**REQUIREMENTS**
Output the full listing below exactly as it reads, and skip anything that is a picture.

* BEGIN *

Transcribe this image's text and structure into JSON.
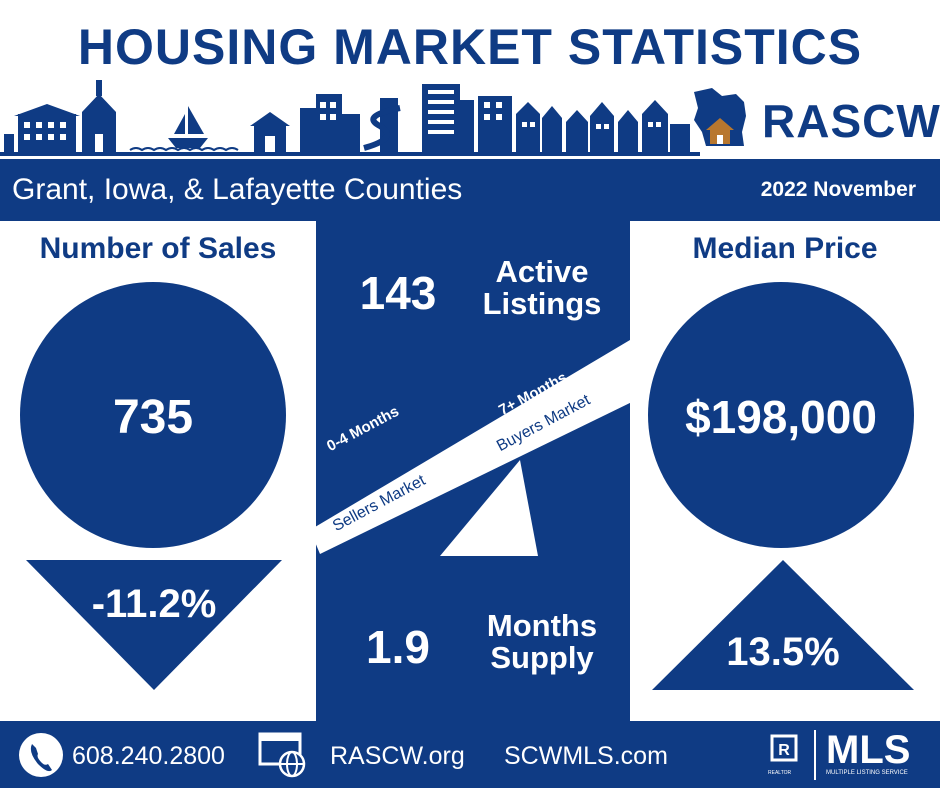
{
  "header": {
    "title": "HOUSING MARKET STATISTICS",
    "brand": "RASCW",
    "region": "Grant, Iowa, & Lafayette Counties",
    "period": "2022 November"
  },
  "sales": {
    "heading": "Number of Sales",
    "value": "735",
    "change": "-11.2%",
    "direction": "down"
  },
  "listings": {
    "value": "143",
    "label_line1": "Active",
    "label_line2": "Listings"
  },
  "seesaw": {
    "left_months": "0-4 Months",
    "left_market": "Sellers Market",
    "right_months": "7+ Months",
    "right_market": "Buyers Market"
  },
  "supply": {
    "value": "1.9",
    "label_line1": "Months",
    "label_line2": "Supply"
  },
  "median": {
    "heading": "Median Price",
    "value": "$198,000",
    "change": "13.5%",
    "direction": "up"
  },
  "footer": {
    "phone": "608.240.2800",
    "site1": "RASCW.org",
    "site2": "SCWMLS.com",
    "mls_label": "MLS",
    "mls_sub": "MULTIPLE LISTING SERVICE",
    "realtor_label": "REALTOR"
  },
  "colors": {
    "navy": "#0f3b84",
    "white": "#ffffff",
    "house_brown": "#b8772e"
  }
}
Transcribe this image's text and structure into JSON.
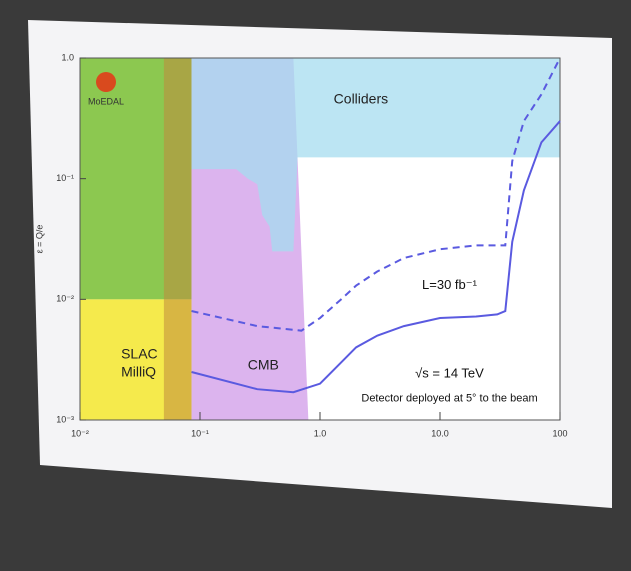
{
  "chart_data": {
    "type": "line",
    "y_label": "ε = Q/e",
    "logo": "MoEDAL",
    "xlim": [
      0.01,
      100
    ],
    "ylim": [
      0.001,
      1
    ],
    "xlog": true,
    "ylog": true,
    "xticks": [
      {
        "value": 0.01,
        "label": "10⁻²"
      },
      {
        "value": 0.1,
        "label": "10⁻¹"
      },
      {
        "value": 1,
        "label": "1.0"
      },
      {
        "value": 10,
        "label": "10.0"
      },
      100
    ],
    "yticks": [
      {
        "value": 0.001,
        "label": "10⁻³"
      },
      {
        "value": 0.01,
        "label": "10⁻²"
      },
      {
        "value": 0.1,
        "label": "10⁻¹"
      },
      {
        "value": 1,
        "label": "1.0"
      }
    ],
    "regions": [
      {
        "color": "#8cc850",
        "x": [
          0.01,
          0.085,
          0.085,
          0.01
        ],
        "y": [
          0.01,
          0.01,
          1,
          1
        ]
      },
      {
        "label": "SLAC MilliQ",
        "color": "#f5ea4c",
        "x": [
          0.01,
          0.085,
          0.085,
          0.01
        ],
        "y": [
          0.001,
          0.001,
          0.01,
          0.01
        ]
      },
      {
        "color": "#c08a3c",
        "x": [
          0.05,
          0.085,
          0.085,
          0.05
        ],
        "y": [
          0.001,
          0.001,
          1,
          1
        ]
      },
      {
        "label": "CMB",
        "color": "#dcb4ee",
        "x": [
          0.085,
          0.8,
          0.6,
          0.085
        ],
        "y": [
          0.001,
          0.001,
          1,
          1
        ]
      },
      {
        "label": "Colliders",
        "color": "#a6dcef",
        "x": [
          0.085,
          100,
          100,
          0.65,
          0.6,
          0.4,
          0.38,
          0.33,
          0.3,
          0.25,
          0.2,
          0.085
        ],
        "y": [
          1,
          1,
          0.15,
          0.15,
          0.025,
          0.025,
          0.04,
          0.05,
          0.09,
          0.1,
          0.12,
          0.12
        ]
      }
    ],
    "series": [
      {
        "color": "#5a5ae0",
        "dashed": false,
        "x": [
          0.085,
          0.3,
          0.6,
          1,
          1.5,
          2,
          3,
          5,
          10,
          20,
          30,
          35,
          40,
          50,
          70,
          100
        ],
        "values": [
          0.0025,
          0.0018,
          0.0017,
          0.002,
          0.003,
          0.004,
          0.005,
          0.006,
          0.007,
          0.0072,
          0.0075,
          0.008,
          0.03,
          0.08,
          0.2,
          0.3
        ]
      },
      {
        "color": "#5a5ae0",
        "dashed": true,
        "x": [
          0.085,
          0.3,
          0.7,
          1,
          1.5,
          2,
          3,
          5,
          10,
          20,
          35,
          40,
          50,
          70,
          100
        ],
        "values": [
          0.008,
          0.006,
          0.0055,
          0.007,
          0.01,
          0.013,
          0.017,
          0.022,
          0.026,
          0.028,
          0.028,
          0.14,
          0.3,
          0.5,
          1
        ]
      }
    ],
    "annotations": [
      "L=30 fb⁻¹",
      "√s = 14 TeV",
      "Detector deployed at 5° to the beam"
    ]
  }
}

* END *

**EXERCISE RESULT**
Transcribe this image's text and structure into JSON.
{
  "header": {
    "title": "HOUSING MARKET STATISTICS",
    "brand": "RASCW",
    "region": "Grant, Iowa, & Lafayette Counties",
    "period": "2022 November"
  },
  "sales": {
    "heading": "Number of Sales",
    "value": "735",
    "change": "-11.2%",
    "direction": "down"
  },
  "listings": {
    "value": "143",
    "label_line1": "Active",
    "label_line2": "Listings"
  },
  "seesaw": {
    "left_months": "0-4 Months",
    "left_market": "Sellers Market",
    "right_months": "7+ Months",
    "right_market": "Buyers Market"
  },
  "supply": {
    "value": "1.9",
    "label_line1": "Months",
    "label_line2": "Supply"
  },
  "median": {
    "heading": "Median Price",
    "value": "$198,000",
    "change": "13.5%",
    "direction": "up"
  },
  "footer": {
    "phone": "608.240.2800",
    "site1": "RASCW.org",
    "site2": "SCWMLS.com",
    "mls_label": "MLS",
    "mls_sub": "MULTIPLE LISTING SERVICE",
    "realtor_label": "REALTOR"
  },
  "colors": {
    "navy": "#0f3b84",
    "white": "#ffffff",
    "house_brown": "#b8772e"
  }
}
Transcribe this image's text and structure into JSON.
{
  "chart_data": {
    "type": "line",
    "y_label": "ε = Q/e",
    "logo": "MoEDAL",
    "xlim": [
      0.01,
      100
    ],
    "ylim": [
      0.001,
      1
    ],
    "xlog": true,
    "ylog": true,
    "xticks": [
      {
        "value": 0.01,
        "label": "10⁻²"
      },
      {
        "value": 0.1,
        "label": "10⁻¹"
      },
      {
        "value": 1,
        "label": "1.0"
      },
      {
        "value": 10,
        "label": "10.0"
      },
      100
    ],
    "yticks": [
      {
        "value": 0.001,
        "label": "10⁻³"
      },
      {
        "value": 0.01,
        "label": "10⁻²"
      },
      {
        "value": 0.1,
        "label": "10⁻¹"
      },
      {
        "value": 1,
        "label": "1.0"
      }
    ],
    "regions": [
      {
        "color": "#8cc850",
        "x": [
          0.01,
          0.085,
          0.085,
          0.01
        ],
        "y": [
          0.01,
          0.01,
          1,
          1
        ]
      },
      {
        "label": "SLAC MilliQ",
        "color": "#f5ea4c",
        "x": [
          0.01,
          0.085,
          0.085,
          0.01
        ],
        "y": [
          0.001,
          0.001,
          0.01,
          0.01
        ]
      },
      {
        "color": "#c08a3c",
        "x": [
          0.05,
          0.085,
          0.085,
          0.05
        ],
        "y": [
          0.001,
          0.001,
          1,
          1
        ]
      },
      {
        "label": "CMB",
        "color": "#dcb4ee",
        "x": [
          0.085,
          0.8,
          0.6,
          0.085
        ],
        "y": [
          0.001,
          0.001,
          1,
          1
        ]
      },
      {
        "label": "Colliders",
        "color": "#a6dcef",
        "x": [
          0.085,
          100,
          100,
          0.65,
          0.6,
          0.4,
          0.38,
          0.33,
          0.3,
          0.25,
          0.2,
          0.085
        ],
        "y": [
          1,
          1,
          0.15,
          0.15,
          0.025,
          0.025,
          0.04,
          0.05,
          0.09,
          0.1,
          0.12,
          0.12
        ]
      }
    ],
    "series": [
      {
        "color": "#5a5ae0",
        "dashed": false,
        "x": [
          0.085,
          0.3,
          0.6,
          1,
          1.5,
          2,
          3,
          5,
          10,
          20,
          30,
          35,
          40,
          50,
          70,
          100
        ],
        "values": [
          0.0025,
          0.0018,
          0.0017,
          0.002,
          0.003,
          0.004,
          0.005,
          0.006,
          0.007,
          0.0072,
          0.0075,
          0.008,
          0.03,
          0.08,
          0.2,
          0.3
        ]
      },
      {
        "color": "#5a5ae0",
        "dashed": true,
        "x": [
          0.085,
          0.3,
          0.7,
          1,
          1.5,
          2,
          3,
          5,
          10,
          20,
          35,
          40,
          50,
          70,
          100
        ],
        "values": [
          0.008,
          0.006,
          0.0055,
          0.007,
          0.01,
          0.013,
          0.017,
          0.022,
          0.026,
          0.028,
          0.028,
          0.14,
          0.3,
          0.5,
          1
        ]
      }
    ],
    "annotations": [
      "L=30 fb⁻¹",
      "√s = 14 TeV",
      "Detector deployed at 5° to the beam"
    ]
  }
}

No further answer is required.